DESCRIPTION OF THE TASK:
Send back the records in full, character for character.

Saved entries:
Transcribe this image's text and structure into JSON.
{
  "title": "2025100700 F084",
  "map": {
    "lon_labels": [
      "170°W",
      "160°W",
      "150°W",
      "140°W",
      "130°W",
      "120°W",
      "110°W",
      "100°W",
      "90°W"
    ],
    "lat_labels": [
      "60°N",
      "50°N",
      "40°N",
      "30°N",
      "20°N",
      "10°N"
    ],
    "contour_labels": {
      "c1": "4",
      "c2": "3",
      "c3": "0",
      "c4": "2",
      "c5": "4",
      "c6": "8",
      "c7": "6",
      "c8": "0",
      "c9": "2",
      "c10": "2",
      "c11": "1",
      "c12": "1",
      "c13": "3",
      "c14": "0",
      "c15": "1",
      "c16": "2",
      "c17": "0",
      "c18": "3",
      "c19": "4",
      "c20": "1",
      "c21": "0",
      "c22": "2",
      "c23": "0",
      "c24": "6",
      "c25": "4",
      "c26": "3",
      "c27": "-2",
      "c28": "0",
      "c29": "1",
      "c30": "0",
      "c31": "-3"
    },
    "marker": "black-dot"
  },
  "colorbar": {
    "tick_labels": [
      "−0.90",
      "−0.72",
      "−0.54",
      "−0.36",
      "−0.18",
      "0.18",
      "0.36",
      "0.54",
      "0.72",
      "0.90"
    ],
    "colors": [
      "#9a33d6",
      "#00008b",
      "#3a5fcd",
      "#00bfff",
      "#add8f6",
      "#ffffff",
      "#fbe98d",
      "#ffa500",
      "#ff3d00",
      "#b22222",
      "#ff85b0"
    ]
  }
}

FULL OUTPUT:
Transcribe this image's text and structure into JSON.
{
  "title": "2025100700 F084",
  "map": {
    "lon_labels": [
      "170°W",
      "160°W",
      "150°W",
      "140°W",
      "130°W",
      "120°W",
      "110°W",
      "100°W",
      "90°W"
    ],
    "lat_labels": [
      "60°N",
      "50°N",
      "40°N",
      "30°N",
      "20°N",
      "10°N"
    ],
    "contour_labels": {
      "c1": "4",
      "c2": "3",
      "c3": "0",
      "c4": "2",
      "c5": "4",
      "c6": "8",
      "c7": "6",
      "c8": "0",
      "c9": "2",
      "c10": "2",
      "c11": "1",
      "c12": "1",
      "c13": "3",
      "c14": "0",
      "c15": "1",
      "c16": "2",
      "c17": "0",
      "c18": "3",
      "c19": "4",
      "c20": "1",
      "c21": "0",
      "c22": "2",
      "c23": "0",
      "c24": "6",
      "c25": "4",
      "c26": "3",
      "c27": "-2",
      "c28": "0",
      "c29": "1",
      "c30": "0",
      "c31": "-3"
    },
    "marker": "black-dot"
  },
  "colorbar": {
    "tick_labels": [
      "−0.90",
      "−0.72",
      "−0.54",
      "−0.36",
      "−0.18",
      "0.18",
      "0.36",
      "0.54",
      "0.72",
      "0.90"
    ],
    "colors": [
      "#9a33d6",
      "#00008b",
      "#3a5fcd",
      "#00bfff",
      "#add8f6",
      "#ffffff",
      "#fbe98d",
      "#ffa500",
      "#ff3d00",
      "#b22222",
      "#ff85b0"
    ]
  }
}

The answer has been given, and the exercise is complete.